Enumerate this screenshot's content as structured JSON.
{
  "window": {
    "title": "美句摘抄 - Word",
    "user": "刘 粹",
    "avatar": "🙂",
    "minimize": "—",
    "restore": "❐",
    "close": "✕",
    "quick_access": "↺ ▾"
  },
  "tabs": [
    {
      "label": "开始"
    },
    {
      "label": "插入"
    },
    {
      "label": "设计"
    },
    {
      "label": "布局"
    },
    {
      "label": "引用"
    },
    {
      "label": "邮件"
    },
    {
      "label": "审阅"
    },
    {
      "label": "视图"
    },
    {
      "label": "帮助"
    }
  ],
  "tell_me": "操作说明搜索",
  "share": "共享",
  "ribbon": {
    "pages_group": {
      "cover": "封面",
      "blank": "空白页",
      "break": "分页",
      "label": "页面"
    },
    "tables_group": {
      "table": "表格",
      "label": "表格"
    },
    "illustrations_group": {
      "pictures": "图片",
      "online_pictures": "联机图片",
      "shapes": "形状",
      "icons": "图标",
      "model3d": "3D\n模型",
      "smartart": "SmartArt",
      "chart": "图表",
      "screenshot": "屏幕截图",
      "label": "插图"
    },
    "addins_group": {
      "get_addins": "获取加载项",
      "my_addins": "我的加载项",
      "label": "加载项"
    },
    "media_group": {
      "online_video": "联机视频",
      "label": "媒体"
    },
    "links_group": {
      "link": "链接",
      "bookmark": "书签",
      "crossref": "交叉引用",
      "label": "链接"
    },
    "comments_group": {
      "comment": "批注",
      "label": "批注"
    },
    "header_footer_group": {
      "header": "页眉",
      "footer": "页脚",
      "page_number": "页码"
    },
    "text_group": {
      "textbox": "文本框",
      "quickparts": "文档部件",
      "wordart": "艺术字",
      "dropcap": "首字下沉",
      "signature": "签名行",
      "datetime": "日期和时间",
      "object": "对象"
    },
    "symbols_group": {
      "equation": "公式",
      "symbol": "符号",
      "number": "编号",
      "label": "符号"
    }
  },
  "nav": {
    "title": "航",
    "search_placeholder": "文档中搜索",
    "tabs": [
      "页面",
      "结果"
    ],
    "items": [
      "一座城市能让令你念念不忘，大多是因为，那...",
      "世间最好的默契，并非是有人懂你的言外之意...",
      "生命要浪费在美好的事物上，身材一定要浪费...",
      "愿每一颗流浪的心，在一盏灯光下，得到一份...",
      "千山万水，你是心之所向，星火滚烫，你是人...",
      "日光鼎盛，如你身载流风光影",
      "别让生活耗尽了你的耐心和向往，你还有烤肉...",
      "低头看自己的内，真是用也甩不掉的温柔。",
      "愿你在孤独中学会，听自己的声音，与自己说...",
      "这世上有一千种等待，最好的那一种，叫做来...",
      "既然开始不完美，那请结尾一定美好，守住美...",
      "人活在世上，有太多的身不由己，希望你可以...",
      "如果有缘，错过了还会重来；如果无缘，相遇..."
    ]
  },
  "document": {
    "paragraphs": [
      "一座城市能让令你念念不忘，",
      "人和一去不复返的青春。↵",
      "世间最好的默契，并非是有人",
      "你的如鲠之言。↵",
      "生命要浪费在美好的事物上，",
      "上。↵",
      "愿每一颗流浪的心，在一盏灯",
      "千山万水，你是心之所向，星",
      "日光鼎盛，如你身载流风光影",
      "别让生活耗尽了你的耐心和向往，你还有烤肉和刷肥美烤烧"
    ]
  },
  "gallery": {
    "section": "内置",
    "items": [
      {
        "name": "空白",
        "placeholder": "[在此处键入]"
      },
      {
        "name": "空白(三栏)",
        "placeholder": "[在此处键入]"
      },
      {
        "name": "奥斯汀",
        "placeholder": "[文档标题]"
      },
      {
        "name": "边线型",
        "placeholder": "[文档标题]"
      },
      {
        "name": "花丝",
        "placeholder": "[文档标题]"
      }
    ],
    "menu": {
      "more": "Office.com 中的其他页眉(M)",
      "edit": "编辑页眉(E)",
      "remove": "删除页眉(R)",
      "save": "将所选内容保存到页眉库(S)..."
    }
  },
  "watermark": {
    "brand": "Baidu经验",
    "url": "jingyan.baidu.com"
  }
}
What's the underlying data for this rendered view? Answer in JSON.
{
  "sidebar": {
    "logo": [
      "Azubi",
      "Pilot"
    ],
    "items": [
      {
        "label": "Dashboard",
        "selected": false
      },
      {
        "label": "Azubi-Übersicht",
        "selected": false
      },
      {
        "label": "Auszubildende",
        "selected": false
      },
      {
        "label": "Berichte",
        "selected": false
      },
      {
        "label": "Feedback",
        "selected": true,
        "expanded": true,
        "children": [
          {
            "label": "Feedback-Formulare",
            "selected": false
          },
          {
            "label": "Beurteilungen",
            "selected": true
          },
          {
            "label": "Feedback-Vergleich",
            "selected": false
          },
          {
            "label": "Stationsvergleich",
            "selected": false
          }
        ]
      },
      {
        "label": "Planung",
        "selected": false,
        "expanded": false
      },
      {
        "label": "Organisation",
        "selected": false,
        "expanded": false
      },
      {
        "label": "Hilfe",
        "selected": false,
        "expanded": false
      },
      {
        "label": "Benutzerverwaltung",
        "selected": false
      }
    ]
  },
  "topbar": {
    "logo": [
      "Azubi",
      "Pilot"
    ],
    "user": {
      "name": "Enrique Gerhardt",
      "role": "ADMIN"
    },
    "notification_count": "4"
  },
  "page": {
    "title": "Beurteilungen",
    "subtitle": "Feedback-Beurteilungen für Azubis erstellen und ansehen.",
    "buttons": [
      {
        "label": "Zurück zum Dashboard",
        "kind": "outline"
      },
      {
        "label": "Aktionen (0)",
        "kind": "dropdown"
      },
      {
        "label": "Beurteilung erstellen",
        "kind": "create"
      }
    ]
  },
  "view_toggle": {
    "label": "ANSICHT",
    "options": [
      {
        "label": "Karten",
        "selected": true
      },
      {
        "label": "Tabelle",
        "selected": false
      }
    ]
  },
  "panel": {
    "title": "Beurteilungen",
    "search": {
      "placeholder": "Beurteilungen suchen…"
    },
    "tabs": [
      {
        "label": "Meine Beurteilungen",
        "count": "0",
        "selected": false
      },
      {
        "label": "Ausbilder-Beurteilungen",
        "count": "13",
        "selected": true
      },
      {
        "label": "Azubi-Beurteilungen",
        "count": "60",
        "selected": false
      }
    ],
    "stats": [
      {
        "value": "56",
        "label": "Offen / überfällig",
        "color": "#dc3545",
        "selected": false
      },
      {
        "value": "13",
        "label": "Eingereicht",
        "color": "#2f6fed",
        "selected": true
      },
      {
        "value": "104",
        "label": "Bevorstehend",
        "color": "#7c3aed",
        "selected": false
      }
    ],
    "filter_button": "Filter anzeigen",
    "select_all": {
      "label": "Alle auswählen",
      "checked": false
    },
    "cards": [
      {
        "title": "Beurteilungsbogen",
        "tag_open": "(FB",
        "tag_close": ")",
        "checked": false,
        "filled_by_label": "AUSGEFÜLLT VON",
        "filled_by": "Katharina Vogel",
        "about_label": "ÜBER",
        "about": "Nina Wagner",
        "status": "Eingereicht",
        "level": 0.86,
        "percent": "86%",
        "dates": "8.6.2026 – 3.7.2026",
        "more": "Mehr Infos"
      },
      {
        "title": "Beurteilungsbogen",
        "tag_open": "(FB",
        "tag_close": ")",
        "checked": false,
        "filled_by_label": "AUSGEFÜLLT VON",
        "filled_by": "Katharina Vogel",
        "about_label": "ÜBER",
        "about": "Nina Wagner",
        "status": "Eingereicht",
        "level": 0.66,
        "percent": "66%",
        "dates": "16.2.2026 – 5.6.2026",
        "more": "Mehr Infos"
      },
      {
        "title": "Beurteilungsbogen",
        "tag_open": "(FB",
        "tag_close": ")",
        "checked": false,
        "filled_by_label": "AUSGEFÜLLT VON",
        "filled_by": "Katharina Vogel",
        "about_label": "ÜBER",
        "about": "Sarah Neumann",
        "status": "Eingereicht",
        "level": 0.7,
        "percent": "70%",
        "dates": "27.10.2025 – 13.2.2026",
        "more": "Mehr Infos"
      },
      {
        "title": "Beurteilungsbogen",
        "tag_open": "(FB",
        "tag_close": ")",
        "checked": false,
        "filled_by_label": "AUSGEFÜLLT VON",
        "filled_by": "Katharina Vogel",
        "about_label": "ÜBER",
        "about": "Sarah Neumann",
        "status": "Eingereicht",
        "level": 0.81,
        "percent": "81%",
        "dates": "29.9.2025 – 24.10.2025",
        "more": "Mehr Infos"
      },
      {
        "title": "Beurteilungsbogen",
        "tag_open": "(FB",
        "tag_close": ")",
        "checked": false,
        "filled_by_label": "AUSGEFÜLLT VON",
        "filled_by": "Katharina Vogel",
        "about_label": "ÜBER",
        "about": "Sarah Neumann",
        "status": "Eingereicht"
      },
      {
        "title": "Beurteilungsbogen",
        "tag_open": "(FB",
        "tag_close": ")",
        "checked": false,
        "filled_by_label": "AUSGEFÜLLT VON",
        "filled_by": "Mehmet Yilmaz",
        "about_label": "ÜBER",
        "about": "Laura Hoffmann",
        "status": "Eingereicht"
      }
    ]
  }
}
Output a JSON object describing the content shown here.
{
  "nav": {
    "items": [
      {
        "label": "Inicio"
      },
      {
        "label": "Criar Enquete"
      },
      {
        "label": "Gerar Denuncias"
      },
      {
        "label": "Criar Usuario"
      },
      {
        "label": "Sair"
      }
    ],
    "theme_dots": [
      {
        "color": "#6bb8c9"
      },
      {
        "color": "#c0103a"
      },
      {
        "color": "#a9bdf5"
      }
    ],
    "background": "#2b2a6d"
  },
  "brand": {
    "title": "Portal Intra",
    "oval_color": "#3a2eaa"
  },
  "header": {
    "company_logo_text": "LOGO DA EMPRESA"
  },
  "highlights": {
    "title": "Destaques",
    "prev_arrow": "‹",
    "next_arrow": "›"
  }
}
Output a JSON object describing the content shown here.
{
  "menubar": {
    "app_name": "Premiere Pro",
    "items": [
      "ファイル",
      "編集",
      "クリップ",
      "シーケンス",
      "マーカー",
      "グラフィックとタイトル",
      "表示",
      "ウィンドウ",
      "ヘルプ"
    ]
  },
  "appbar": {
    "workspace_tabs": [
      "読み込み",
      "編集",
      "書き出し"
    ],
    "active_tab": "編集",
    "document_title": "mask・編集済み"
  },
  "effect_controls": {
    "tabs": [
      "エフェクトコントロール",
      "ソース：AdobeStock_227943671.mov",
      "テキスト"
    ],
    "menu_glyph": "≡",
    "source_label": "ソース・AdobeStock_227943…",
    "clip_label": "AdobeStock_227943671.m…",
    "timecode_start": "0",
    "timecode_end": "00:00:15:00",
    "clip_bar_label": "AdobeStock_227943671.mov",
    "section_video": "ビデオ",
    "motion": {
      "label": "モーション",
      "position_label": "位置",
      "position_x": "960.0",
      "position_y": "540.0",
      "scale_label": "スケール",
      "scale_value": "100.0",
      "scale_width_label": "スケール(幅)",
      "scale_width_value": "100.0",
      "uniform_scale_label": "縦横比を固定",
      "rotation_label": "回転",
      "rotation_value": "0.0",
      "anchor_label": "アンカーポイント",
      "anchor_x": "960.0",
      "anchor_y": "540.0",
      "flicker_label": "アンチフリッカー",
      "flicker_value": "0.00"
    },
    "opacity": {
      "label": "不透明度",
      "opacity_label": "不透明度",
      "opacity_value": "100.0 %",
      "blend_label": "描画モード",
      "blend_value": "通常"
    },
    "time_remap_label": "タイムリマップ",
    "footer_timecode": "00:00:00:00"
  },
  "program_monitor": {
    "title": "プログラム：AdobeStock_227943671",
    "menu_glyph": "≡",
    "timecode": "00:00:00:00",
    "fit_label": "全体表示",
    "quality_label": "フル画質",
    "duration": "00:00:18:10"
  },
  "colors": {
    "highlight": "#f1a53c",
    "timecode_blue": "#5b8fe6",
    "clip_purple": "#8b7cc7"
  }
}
*****
**GIVEN TASK**:
Copy all lines from the entries that contain the word "Criar".

**ANSWER FOR THIS EXERCISE**:
        "label": "Criar Enquete"
        "label": "Criar Usuario"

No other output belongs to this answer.